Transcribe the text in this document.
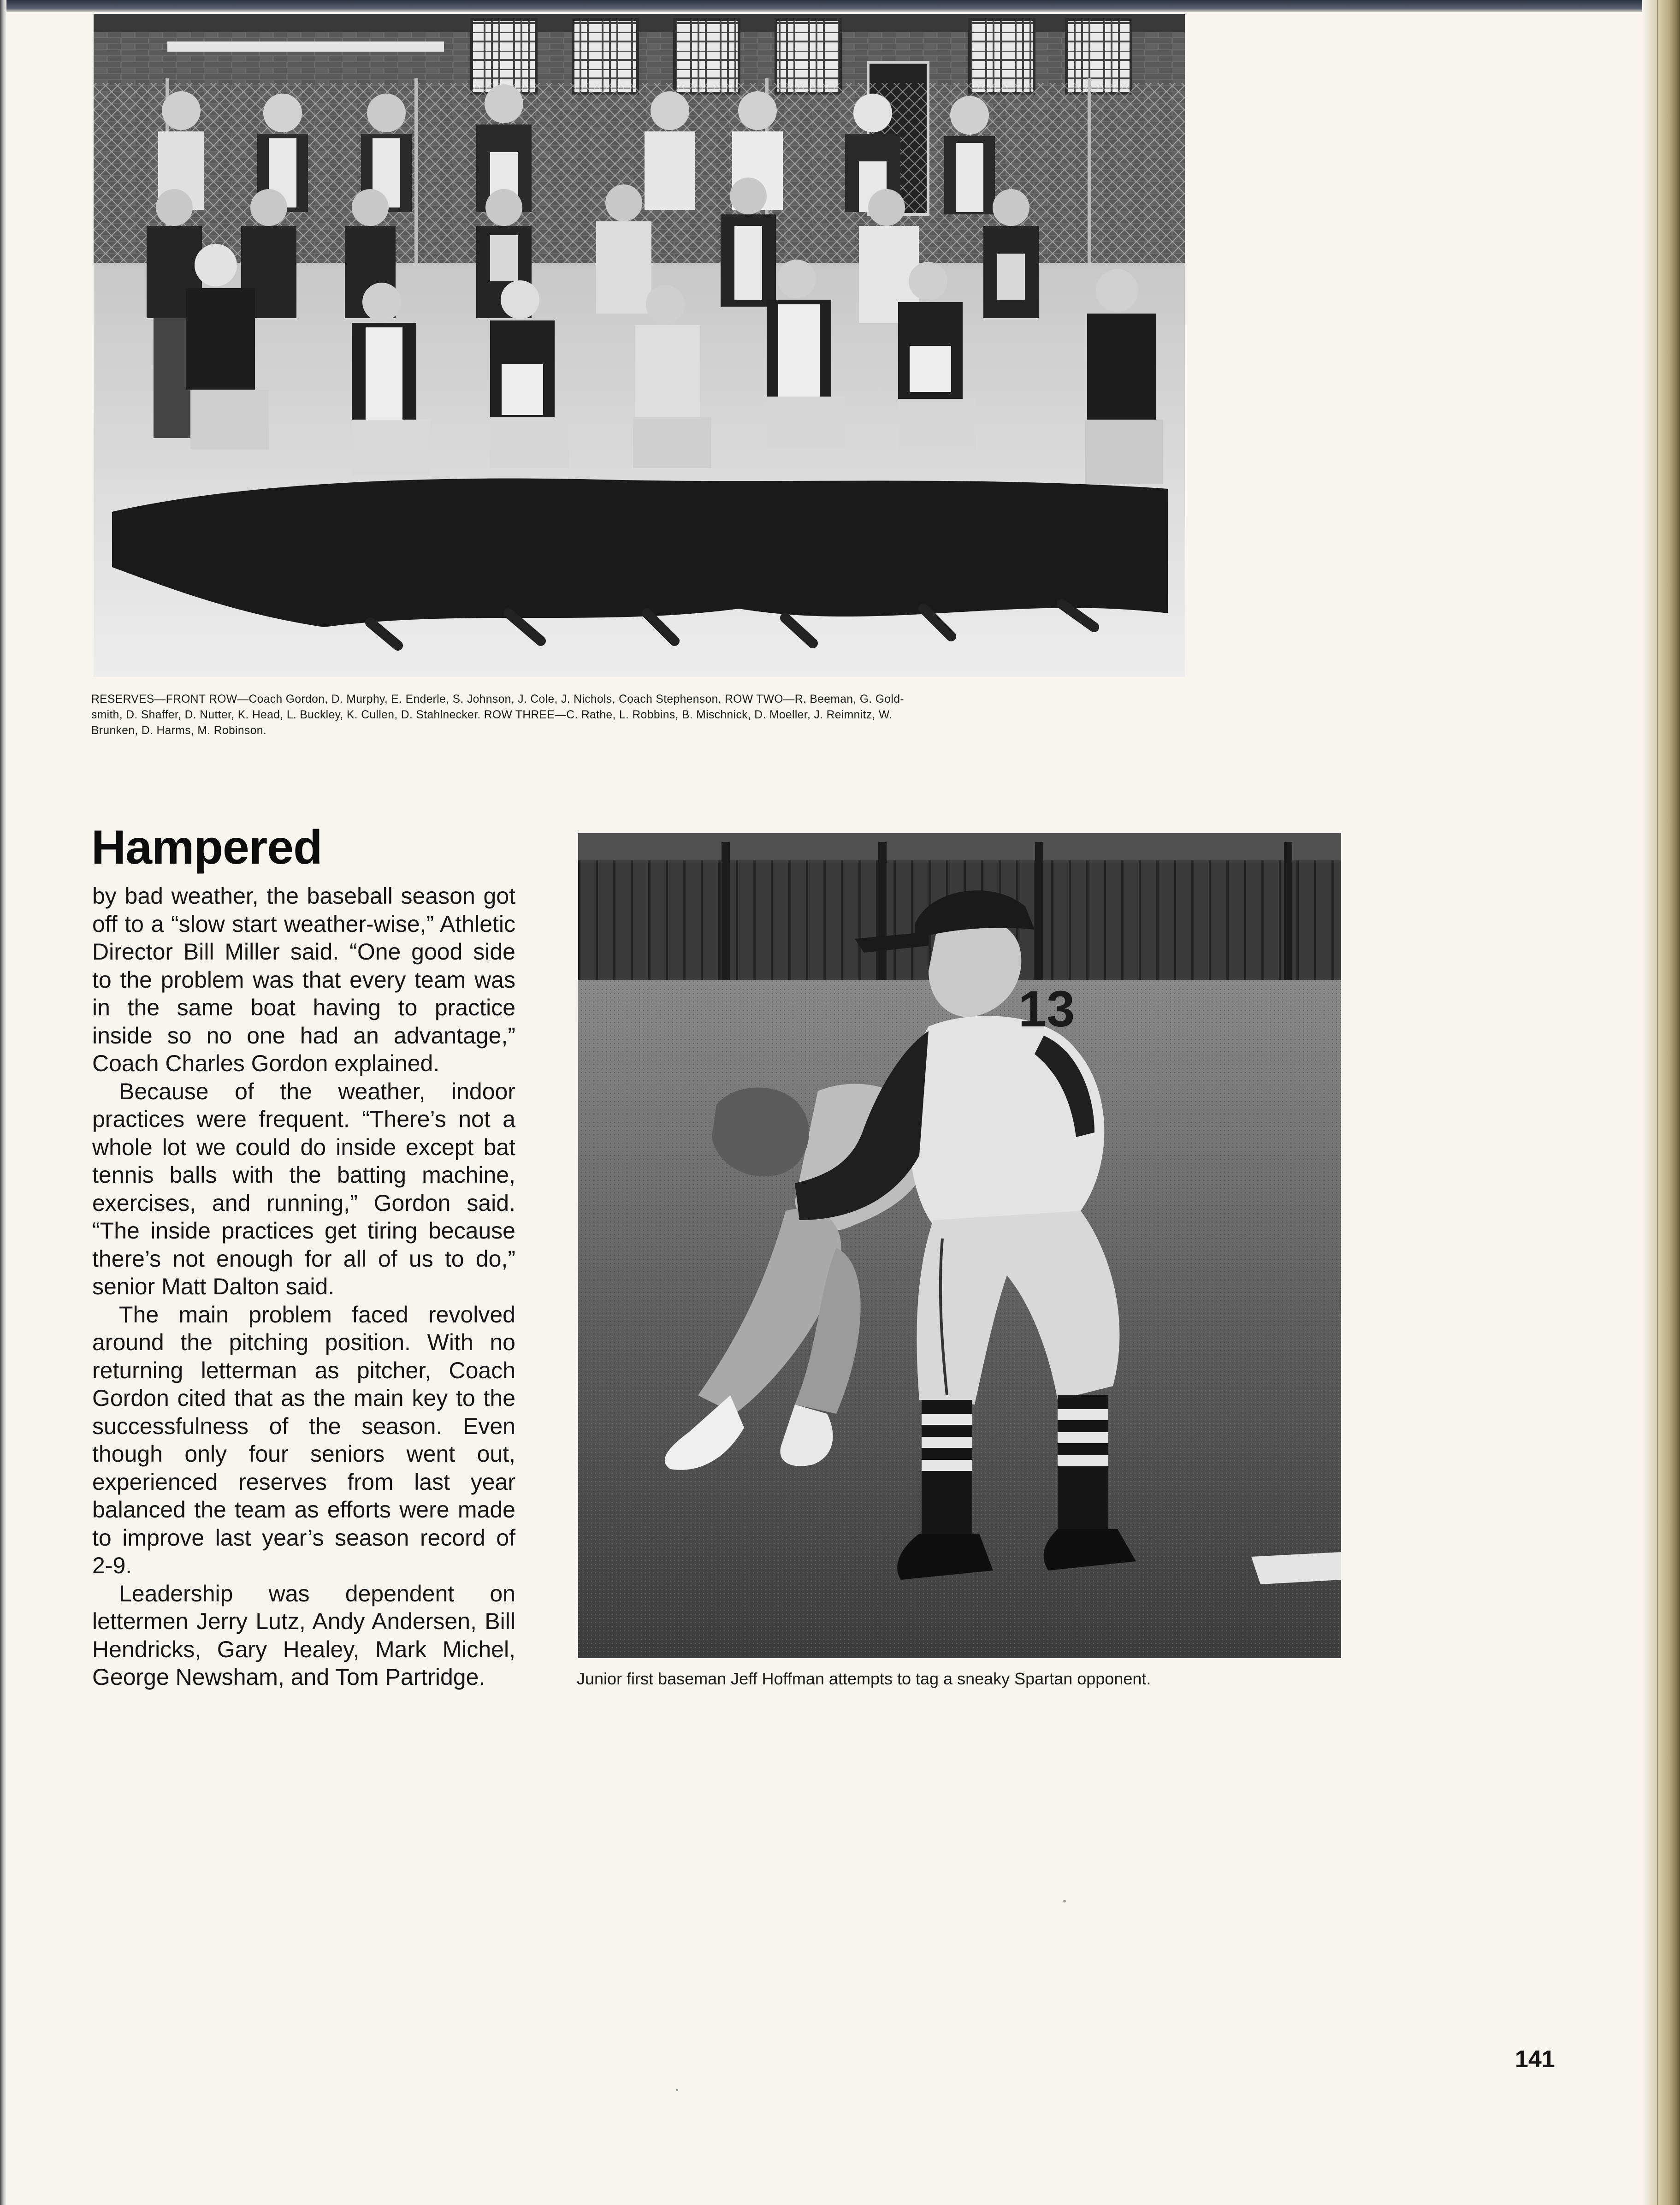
RESERVES—FRONT ROW—Coach Gordon, D. Murphy, E. Enderle, S. Johnson, J. Cole, J. Nichols, Coach Stephenson. ROW TWO—R. Beeman, G. Gold-
smith, D. Shaffer, D. Nutter, K. Head, L. Buckley, K. Cullen, D. Stahlnecker. ROW THREE—C. Rathe, L. Robbins, B. Mischnick, D. Moeller, J. Reimnitz, W.
Brunken, D. Harms, M. Robinson.
Hampered

by bad weather, the baseball season got off to a “slow start weather-wise,” Athletic Director Bill Miller said. “One good side to the problem was that every team was in the same boat having to practice inside so no one had an advantage,” Coach Charles Gordon explained.

Because of the weather, indoor practices were frequent. “There’s not a whole lot we could do inside except bat tennis balls with the batting machine, exercises, and running,” Gordon said. “The inside practices get tiring because there’s not enough for all of us to do,” senior Matt Dalton said.

The main problem faced revolved around the pitching position. With no returning letterman as pitcher, Coach Gordon cited that as the main key to the successfulness of the season. Even though only four seniors went out, experienced reserves from last year balanced the team as efforts were made to improve last year’s season record of 2-9.

Leadership was dependent on lettermen Jerry Lutz, Andy Andersen, Bill Hendricks, Gary Healey, Mark Michel, George Newsham, and Tom Partridge.

13
Junior first baseman Jeff Hoffman attempts to tag a sneaky Spartan opponent.
141
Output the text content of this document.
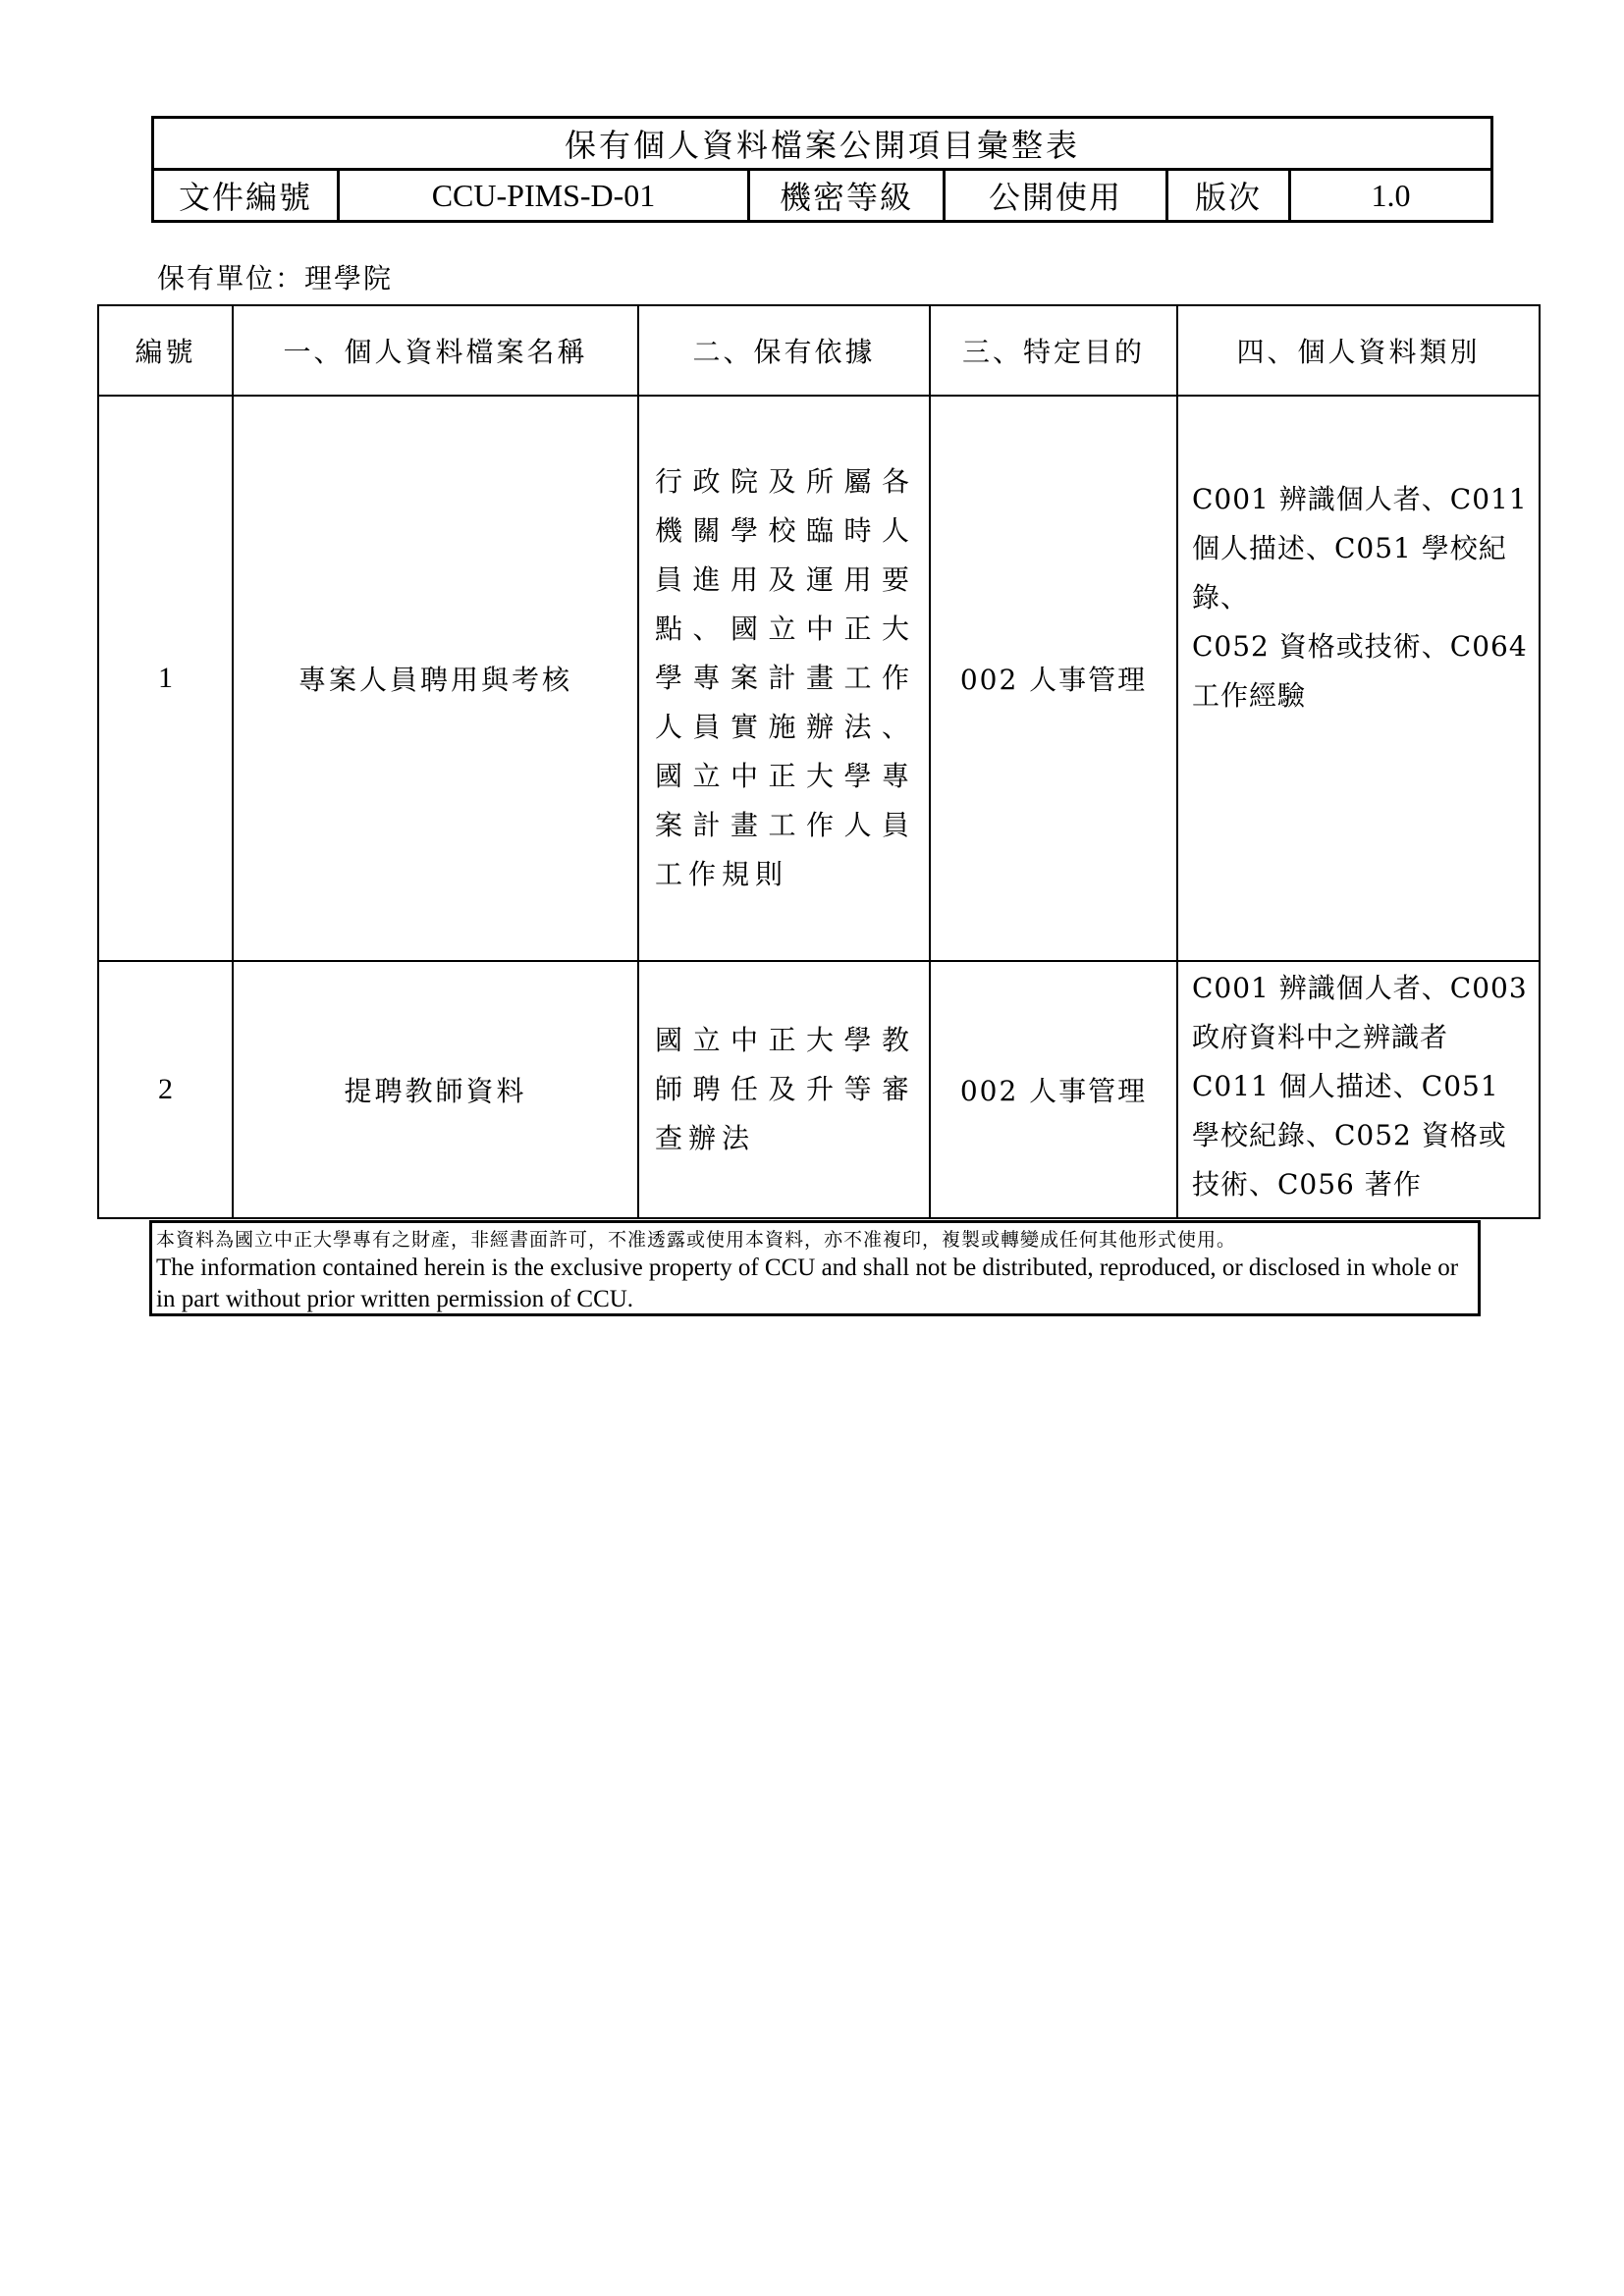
保有個人資料檔案公開項目彙整表
文件編號	CCU-PIMS-D-01	機密等級	公開使用	版次	1.0
保有單位：理學院
編號	一、個人資料檔案名稱	二、保有依據	三、特定目的	四、個人資料類別
1	專案人員聘用與考核	行政院及所屬各機關學校臨時人員進用及運用要點、國立中正大學專案計畫工作人員實施辦法、國立中正大學專案計畫工作人員工作規則	002 人事管理	C001 辨識個人者、C011 個人描述、C051 學校紀錄、
C052 資格或技術、C064 工作經驗

2	提聘教師資料	國立中正大學教師聘任及升等審查辦法	002 人事管理	C001 辨識個人者、C003 政府資料中之辨識者 C011 個人描述、C051 學校紀錄、C052 資格或技術、C056 著作
本資料為國立中正大學專有之財產，非經書面許可，不准透露或使用本資料，亦不准複印，複製或轉變成任何其他形式使用。
The information contained herein is the exclusive property of CCU and shall not be distributed, reproduced, or disclosed in whole or in part without prior written permission of CCU.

★ ★ ★ ★ ★

● **What you are asked to do**:
Each line from the one bearing "Output the text content of this document." through the final line of the records is to be copied exactly, and no pictures are to be included.

● **The answer**:
Output the text content of this document.
保有個人資料檔案公開項目彙整表
文件編號	CCU-PIMS-D-01	機密等級	公開使用	版次	1.0
保有單位：理學院
編號	一、個人資料檔案名稱	二、保有依據	三、特定目的	四、個人資料類別
1	專案人員聘用與考核	行政院及所屬各機關學校臨時人員進用及運用要點、國立中正大學專案計畫工作人員實施辦法、國立中正大學專案計畫工作人員工作規則	002 人事管理	C001 辨識個人者、C011 個人描述、C051 學校紀錄、
C052 資格或技術、C064 工作經驗

2	提聘教師資料	國立中正大學教師聘任及升等審查辦法	002 人事管理	C001 辨識個人者、C003 政府資料中之辨識者 C011 個人描述、C051 學校紀錄、C052 資格或技術、C056 著作
本資料為國立中正大學專有之財產，非經書面許可，不准透露或使用本資料，亦不准複印，複製或轉變成任何其他形式使用。
The information contained herein is the exclusive property of CCU and shall not be distributed, reproduced, or disclosed in whole or in part without prior written permission of CCU.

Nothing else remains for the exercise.